[Data entries]
▽

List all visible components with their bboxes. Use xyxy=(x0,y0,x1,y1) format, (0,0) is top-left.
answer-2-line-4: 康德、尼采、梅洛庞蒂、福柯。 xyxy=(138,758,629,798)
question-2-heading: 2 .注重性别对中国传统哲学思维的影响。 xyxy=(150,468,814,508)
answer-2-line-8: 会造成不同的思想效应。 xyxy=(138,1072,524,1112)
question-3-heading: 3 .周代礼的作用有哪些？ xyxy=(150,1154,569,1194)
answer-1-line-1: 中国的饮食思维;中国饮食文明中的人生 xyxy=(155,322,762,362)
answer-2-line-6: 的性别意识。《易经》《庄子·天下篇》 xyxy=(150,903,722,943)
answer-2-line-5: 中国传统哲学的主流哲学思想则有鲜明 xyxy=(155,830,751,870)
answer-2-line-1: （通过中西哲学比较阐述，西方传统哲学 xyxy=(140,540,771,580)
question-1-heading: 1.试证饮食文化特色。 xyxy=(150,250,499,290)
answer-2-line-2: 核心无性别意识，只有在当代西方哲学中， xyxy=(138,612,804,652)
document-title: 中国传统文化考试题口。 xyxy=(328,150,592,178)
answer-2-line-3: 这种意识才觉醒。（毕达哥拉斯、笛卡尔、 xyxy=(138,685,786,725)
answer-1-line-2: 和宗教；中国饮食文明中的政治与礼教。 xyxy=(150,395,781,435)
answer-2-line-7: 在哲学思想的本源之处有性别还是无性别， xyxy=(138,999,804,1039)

△

State how many lines of the material contain the string "answer". Give only the number.

10